Written request
How many lines in the records below contain the word "keywords"? Give only the number.

Dataset excerpts
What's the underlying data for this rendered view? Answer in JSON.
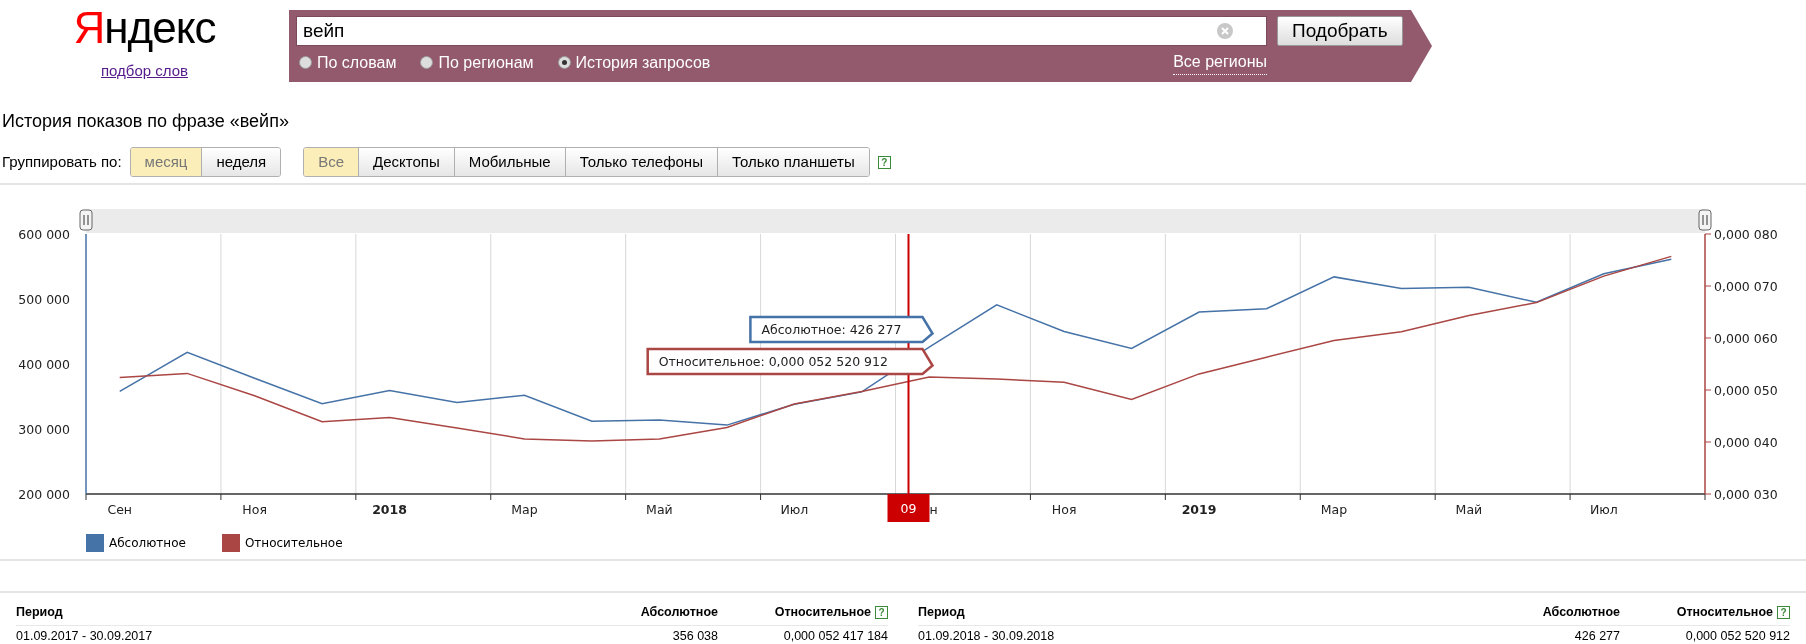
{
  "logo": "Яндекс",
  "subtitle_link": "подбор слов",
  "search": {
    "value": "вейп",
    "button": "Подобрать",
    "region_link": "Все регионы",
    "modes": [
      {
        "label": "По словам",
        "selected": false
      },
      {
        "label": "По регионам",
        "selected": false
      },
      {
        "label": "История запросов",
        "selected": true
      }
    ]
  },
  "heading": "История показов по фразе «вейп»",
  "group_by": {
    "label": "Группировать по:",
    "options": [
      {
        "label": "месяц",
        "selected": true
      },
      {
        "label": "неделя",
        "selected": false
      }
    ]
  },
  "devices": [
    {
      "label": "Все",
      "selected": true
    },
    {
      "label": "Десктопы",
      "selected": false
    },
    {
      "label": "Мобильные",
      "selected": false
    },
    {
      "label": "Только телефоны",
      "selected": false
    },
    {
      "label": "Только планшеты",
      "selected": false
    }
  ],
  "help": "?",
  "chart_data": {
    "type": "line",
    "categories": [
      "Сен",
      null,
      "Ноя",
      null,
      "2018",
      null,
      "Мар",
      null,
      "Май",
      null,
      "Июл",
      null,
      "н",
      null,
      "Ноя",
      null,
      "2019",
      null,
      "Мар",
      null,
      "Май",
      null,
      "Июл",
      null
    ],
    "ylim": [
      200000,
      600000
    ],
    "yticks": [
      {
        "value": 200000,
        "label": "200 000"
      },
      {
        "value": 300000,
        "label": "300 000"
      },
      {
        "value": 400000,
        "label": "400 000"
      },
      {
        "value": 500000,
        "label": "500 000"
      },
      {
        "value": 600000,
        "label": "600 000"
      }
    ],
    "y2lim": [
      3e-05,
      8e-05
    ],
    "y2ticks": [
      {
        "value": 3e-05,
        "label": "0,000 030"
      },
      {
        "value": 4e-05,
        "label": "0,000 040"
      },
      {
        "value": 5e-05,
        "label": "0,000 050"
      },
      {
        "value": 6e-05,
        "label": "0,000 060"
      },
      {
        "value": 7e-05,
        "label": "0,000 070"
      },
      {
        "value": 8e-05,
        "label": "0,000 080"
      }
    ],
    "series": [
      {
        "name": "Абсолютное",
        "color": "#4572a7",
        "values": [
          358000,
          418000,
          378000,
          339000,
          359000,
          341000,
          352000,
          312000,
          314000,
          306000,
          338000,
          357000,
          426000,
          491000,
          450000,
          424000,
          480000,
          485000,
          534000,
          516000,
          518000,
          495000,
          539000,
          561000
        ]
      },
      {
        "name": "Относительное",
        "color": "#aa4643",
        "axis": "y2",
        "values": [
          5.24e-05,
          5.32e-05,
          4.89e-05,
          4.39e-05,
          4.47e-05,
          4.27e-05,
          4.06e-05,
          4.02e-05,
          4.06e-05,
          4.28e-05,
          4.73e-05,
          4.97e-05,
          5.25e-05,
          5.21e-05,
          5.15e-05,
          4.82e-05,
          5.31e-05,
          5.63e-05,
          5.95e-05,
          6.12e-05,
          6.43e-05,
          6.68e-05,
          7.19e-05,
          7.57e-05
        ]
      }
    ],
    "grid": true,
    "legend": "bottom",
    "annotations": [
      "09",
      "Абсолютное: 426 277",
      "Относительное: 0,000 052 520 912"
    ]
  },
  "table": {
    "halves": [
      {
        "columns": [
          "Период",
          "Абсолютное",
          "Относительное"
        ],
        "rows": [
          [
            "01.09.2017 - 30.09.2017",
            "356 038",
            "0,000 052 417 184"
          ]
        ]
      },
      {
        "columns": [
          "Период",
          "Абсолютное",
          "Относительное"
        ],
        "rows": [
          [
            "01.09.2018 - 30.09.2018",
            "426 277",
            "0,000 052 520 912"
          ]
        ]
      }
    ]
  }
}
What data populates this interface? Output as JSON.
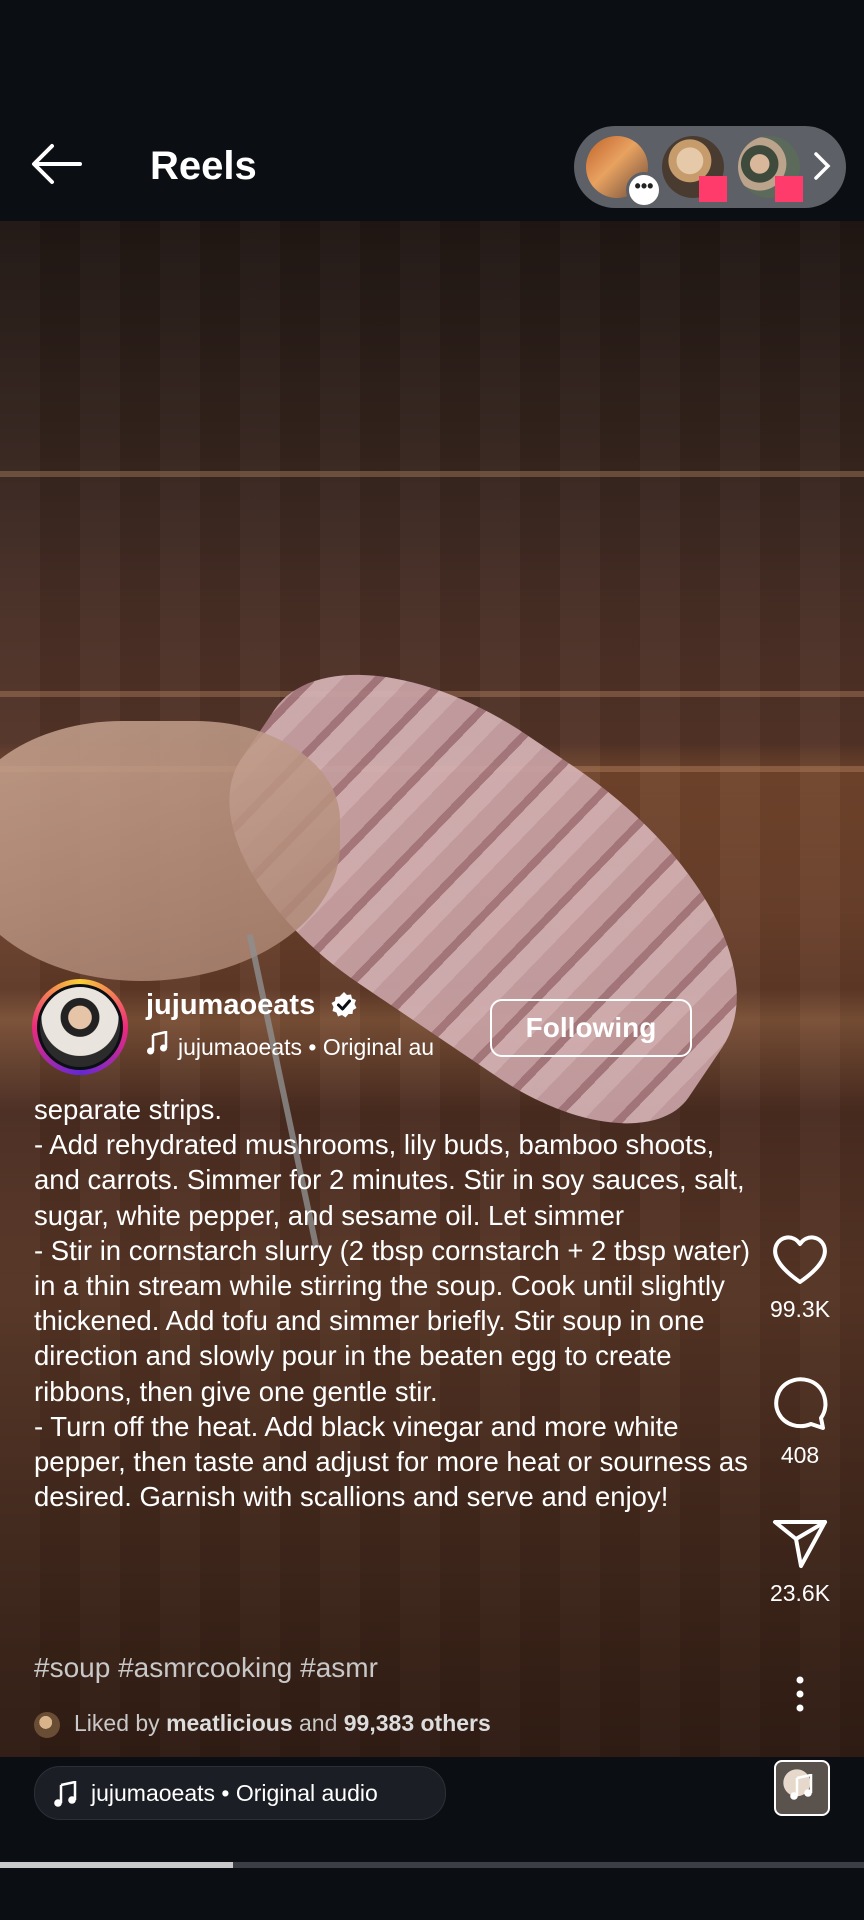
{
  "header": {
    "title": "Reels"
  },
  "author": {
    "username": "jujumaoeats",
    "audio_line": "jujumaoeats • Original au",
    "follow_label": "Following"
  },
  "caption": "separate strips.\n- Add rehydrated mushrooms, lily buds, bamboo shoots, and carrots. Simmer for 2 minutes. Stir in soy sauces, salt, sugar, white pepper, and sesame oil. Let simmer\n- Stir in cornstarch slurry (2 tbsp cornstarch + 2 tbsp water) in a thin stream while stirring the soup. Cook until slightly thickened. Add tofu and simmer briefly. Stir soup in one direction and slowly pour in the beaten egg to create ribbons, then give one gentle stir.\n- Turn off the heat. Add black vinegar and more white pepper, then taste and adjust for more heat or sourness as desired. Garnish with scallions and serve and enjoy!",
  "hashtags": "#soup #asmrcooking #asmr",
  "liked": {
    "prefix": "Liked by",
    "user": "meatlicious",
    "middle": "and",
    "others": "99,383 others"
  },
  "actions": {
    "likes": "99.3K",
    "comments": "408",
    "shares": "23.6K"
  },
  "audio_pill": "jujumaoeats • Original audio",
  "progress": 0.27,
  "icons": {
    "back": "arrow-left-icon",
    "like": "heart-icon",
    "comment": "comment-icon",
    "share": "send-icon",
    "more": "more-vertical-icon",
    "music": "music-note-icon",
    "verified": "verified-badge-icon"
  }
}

* * *

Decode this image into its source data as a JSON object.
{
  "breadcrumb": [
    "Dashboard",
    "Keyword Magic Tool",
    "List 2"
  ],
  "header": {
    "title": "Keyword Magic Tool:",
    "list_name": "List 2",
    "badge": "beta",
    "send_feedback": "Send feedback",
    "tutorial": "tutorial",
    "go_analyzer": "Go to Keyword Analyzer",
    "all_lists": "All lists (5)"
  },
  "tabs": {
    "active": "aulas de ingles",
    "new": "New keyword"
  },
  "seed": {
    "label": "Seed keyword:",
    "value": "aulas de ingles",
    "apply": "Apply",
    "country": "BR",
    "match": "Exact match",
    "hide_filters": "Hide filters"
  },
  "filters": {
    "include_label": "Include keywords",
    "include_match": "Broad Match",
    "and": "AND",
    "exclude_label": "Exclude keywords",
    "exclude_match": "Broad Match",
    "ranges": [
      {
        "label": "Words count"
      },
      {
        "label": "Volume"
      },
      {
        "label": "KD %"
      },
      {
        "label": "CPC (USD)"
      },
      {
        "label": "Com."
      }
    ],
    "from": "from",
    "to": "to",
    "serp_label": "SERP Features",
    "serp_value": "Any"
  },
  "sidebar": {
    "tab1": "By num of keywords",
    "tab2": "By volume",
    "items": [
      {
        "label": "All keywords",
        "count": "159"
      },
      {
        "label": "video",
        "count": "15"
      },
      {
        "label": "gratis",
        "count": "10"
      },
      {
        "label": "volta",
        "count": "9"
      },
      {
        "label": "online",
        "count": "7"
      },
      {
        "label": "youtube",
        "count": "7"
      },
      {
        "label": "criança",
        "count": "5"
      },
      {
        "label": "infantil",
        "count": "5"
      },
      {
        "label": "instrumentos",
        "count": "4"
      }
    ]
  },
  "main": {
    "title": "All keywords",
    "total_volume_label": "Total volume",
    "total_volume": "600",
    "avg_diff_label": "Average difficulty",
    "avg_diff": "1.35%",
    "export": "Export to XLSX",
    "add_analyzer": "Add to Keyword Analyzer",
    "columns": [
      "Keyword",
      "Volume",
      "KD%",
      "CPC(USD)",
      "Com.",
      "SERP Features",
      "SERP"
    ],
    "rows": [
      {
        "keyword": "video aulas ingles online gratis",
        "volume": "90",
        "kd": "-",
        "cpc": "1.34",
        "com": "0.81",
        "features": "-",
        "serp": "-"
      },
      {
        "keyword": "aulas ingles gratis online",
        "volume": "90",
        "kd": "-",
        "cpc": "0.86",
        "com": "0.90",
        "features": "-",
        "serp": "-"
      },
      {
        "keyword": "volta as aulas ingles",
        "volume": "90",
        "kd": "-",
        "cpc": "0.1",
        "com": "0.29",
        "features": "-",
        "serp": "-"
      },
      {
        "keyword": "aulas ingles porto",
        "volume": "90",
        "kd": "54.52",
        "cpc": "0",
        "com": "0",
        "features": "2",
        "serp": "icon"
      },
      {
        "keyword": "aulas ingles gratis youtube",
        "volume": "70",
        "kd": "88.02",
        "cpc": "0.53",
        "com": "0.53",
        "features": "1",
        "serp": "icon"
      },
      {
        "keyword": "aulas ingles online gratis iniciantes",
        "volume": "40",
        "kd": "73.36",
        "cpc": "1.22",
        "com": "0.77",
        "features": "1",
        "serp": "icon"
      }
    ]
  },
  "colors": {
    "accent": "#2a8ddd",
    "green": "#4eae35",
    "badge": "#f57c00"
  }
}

---

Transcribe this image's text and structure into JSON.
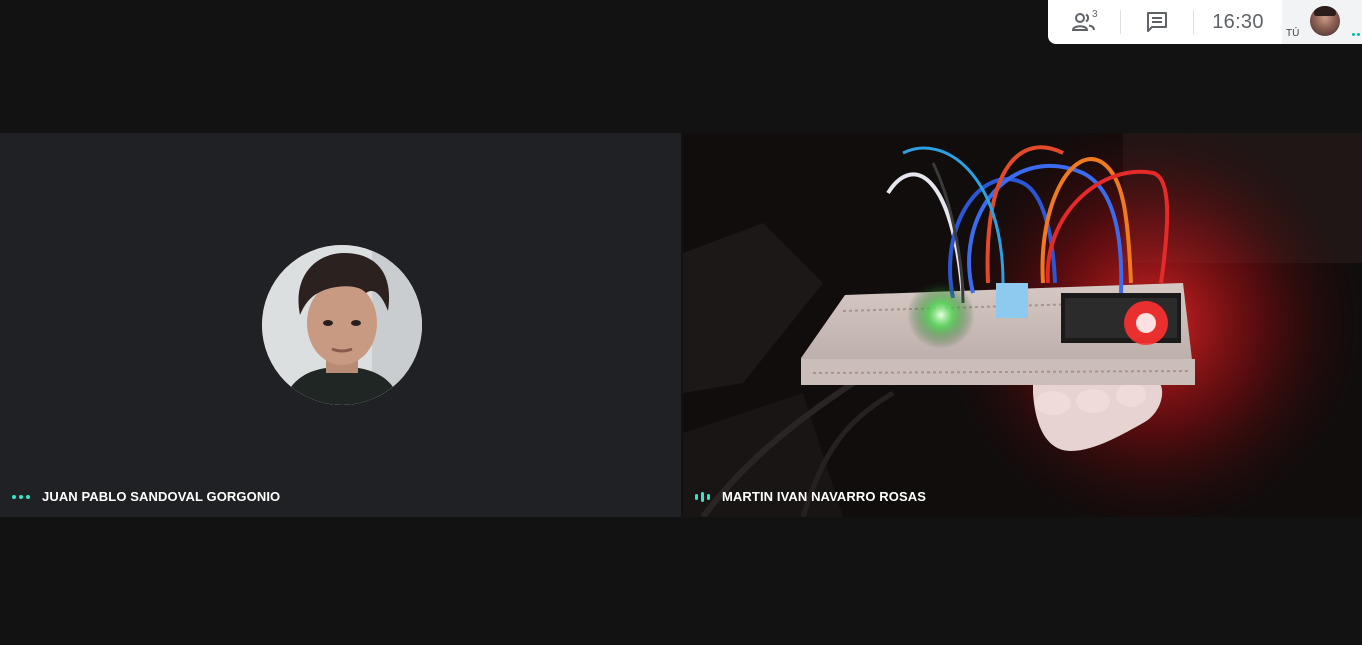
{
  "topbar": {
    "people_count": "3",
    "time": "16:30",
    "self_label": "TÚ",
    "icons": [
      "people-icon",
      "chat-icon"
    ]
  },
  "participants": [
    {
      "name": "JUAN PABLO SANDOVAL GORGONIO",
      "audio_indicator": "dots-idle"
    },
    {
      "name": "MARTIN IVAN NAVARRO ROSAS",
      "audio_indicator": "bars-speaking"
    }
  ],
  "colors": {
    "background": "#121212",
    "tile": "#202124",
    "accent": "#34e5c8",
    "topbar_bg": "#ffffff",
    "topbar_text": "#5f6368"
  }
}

The completed task
5